* Start PROVIDED RECORDS *

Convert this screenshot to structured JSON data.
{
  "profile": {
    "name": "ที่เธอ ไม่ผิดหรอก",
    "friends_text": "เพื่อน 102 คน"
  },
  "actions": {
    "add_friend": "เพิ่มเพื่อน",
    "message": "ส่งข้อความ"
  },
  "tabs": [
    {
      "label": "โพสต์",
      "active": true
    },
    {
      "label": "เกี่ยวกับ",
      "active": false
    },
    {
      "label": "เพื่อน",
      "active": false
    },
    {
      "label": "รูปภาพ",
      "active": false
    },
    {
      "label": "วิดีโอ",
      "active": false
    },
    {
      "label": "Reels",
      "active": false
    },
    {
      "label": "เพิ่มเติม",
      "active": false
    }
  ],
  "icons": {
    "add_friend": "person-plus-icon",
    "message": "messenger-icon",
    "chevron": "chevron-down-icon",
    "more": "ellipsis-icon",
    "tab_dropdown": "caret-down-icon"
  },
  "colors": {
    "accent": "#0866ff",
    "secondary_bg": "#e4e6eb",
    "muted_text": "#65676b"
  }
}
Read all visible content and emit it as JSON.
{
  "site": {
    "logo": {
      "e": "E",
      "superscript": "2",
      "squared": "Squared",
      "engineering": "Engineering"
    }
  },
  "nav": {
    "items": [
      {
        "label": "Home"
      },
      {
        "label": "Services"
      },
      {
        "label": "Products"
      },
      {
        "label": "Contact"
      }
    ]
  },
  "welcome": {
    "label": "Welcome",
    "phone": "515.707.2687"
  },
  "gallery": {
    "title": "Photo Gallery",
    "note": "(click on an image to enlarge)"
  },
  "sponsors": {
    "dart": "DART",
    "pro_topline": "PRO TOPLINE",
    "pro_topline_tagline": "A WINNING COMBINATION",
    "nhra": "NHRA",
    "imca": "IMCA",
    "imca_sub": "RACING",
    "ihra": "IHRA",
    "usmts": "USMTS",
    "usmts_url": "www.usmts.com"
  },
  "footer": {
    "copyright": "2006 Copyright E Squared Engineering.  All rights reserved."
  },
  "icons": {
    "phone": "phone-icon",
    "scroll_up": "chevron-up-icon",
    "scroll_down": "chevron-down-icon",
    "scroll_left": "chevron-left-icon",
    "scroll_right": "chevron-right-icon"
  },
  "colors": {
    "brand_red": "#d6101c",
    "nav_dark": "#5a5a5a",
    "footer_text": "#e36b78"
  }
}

* End PROVIDED RECORDS *

→ **GIVEN INSTRUCTION**
Write every record out again, unaltered.

→ **REPLY TO THE TASK**
Convert this screenshot to structured JSON data.
{
  "profile": {
    "name": "ที่เธอ ไม่ผิดหรอก",
    "friends_text": "เพื่อน 102 คน"
  },
  "actions": {
    "add_friend": "เพิ่มเพื่อน",
    "message": "ส่งข้อความ"
  },
  "tabs": [
    {
      "label": "โพสต์",
      "active": true
    },
    {
      "label": "เกี่ยวกับ",
      "active": false
    },
    {
      "label": "เพื่อน",
      "active": false
    },
    {
      "label": "รูปภาพ",
      "active": false
    },
    {
      "label": "วิดีโอ",
      "active": false
    },
    {
      "label": "Reels",
      "active": false
    },
    {
      "label": "เพิ่มเติม",
      "active": false
    }
  ],
  "icons": {
    "add_friend": "person-plus-icon",
    "message": "messenger-icon",
    "chevron": "chevron-down-icon",
    "more": "ellipsis-icon",
    "tab_dropdown": "caret-down-icon"
  },
  "colors": {
    "accent": "#0866ff",
    "secondary_bg": "#e4e6eb",
    "muted_text": "#65676b"
  }
}
Read all visible content and emit it as JSON.
{
  "site": {
    "logo": {
      "e": "E",
      "superscript": "2",
      "squared": "Squared",
      "engineering": "Engineering"
    }
  },
  "nav": {
    "items": [
      {
        "label": "Home"
      },
      {
        "label": "Services"
      },
      {
        "label": "Products"
      },
      {
        "label": "Contact"
      }
    ]
  },
  "welcome": {
    "label": "Welcome",
    "phone": "515.707.2687"
  },
  "gallery": {
    "title": "Photo Gallery",
    "note": "(click on an image to enlarge)"
  },
  "sponsors": {
    "dart": "DART",
    "pro_topline": "PRO TOPLINE",
    "pro_topline_tagline": "A WINNING COMBINATION",
    "nhra": "NHRA",
    "imca": "IMCA",
    "imca_sub": "RACING",
    "ihra": "IHRA",
    "usmts": "USMTS",
    "usmts_url": "www.usmts.com"
  },
  "footer": {
    "copyright": "2006 Copyright E Squared Engineering.  All rights reserved."
  },
  "icons": {
    "phone": "phone-icon",
    "scroll_up": "chevron-up-icon",
    "scroll_down": "chevron-down-icon",
    "scroll_left": "chevron-left-icon",
    "scroll_right": "chevron-right-icon"
  },
  "colors": {
    "brand_red": "#d6101c",
    "nav_dark": "#5a5a5a",
    "footer_text": "#e36b78"
  }
}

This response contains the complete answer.